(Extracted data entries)
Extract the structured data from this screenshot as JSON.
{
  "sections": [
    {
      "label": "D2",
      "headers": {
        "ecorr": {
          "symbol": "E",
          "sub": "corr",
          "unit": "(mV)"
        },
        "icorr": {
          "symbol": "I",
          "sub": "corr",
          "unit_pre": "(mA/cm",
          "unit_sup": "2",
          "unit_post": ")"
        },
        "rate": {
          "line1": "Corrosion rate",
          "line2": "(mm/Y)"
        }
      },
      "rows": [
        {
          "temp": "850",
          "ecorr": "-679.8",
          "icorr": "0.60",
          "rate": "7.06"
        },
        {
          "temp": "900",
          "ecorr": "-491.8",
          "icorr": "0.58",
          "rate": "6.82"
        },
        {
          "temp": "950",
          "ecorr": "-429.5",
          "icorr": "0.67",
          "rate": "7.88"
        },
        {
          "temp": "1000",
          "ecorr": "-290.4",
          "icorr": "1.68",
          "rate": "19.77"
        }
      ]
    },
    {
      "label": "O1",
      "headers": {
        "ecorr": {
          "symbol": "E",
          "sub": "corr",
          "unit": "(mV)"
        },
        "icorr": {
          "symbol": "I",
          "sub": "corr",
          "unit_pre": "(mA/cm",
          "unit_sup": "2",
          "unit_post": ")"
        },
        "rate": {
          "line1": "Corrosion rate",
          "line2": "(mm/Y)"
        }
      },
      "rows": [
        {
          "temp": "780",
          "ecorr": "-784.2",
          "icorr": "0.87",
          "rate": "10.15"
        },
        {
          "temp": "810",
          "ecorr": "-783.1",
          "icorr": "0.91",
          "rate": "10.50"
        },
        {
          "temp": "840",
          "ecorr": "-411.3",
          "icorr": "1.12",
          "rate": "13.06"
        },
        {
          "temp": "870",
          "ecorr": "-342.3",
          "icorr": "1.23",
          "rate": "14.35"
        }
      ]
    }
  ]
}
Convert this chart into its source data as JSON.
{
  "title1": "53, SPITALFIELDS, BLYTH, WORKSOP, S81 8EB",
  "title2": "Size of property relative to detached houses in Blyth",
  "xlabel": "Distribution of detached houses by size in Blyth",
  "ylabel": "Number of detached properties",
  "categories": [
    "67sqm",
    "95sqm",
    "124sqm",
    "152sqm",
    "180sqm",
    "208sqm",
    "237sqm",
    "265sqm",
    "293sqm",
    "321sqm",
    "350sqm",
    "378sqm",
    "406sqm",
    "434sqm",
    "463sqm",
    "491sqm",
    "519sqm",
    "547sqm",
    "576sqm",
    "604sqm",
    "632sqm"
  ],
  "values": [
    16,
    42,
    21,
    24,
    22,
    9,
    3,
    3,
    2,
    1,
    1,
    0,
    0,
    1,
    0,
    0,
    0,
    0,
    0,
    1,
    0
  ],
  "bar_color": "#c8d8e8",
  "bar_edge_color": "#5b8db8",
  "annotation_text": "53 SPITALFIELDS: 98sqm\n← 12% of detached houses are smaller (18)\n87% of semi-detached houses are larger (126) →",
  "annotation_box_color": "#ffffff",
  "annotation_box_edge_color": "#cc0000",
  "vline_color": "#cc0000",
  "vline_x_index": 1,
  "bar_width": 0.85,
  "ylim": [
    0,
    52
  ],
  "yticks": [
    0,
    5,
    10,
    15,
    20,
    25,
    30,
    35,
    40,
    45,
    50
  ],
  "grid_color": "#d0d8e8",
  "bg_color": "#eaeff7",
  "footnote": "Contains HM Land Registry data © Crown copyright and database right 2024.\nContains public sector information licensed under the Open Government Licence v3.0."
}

#### Exercise prompt:
Repeat the data in its entirety, character for character.

#### Correct answer:
Extract the structured data from this screenshot as JSON.
{
  "sections": [
    {
      "label": "D2",
      "headers": {
        "ecorr": {
          "symbol": "E",
          "sub": "corr",
          "unit": "(mV)"
        },
        "icorr": {
          "symbol": "I",
          "sub": "corr",
          "unit_pre": "(mA/cm",
          "unit_sup": "2",
          "unit_post": ")"
        },
        "rate": {
          "line1": "Corrosion rate",
          "line2": "(mm/Y)"
        }
      },
      "rows": [
        {
          "temp": "850",
          "ecorr": "-679.8",
          "icorr": "0.60",
          "rate": "7.06"
        },
        {
          "temp": "900",
          "ecorr": "-491.8",
          "icorr": "0.58",
          "rate": "6.82"
        },
        {
          "temp": "950",
          "ecorr": "-429.5",
          "icorr": "0.67",
          "rate": "7.88"
        },
        {
          "temp": "1000",
          "ecorr": "-290.4",
          "icorr": "1.68",
          "rate": "19.77"
        }
      ]
    },
    {
      "label": "O1",
      "headers": {
        "ecorr": {
          "symbol": "E",
          "sub": "corr",
          "unit": "(mV)"
        },
        "icorr": {
          "symbol": "I",
          "sub": "corr",
          "unit_pre": "(mA/cm",
          "unit_sup": "2",
          "unit_post": ")"
        },
        "rate": {
          "line1": "Corrosion rate",
          "line2": "(mm/Y)"
        }
      },
      "rows": [
        {
          "temp": "780",
          "ecorr": "-784.2",
          "icorr": "0.87",
          "rate": "10.15"
        },
        {
          "temp": "810",
          "ecorr": "-783.1",
          "icorr": "0.91",
          "rate": "10.50"
        },
        {
          "temp": "840",
          "ecorr": "-411.3",
          "icorr": "1.12",
          "rate": "13.06"
        },
        {
          "temp": "870",
          "ecorr": "-342.3",
          "icorr": "1.23",
          "rate": "14.35"
        }
      ]
    }
  ]
}
Convert this chart into its source data as JSON.
{
  "title1": "53, SPITALFIELDS, BLYTH, WORKSOP, S81 8EB",
  "title2": "Size of property relative to detached houses in Blyth",
  "xlabel": "Distribution of detached houses by size in Blyth",
  "ylabel": "Number of detached properties",
  "categories": [
    "67sqm",
    "95sqm",
    "124sqm",
    "152sqm",
    "180sqm",
    "208sqm",
    "237sqm",
    "265sqm",
    "293sqm",
    "321sqm",
    "350sqm",
    "378sqm",
    "406sqm",
    "434sqm",
    "463sqm",
    "491sqm",
    "519sqm",
    "547sqm",
    "576sqm",
    "604sqm",
    "632sqm"
  ],
  "values": [
    16,
    42,
    21,
    24,
    22,
    9,
    3,
    3,
    2,
    1,
    1,
    0,
    0,
    1,
    0,
    0,
    0,
    0,
    0,
    1,
    0
  ],
  "bar_color": "#c8d8e8",
  "bar_edge_color": "#5b8db8",
  "annotation_text": "53 SPITALFIELDS: 98sqm\n← 12% of detached houses are smaller (18)\n87% of semi-detached houses are larger (126) →",
  "annotation_box_color": "#ffffff",
  "annotation_box_edge_color": "#cc0000",
  "vline_color": "#cc0000",
  "vline_x_index": 1,
  "bar_width": 0.85,
  "ylim": [
    0,
    52
  ],
  "yticks": [
    0,
    5,
    10,
    15,
    20,
    25,
    30,
    35,
    40,
    45,
    50
  ],
  "grid_color": "#d0d8e8",
  "bg_color": "#eaeff7",
  "footnote": "Contains HM Land Registry data © Crown copyright and database right 2024.\nContains public sector information licensed under the Open Government Licence v3.0."
}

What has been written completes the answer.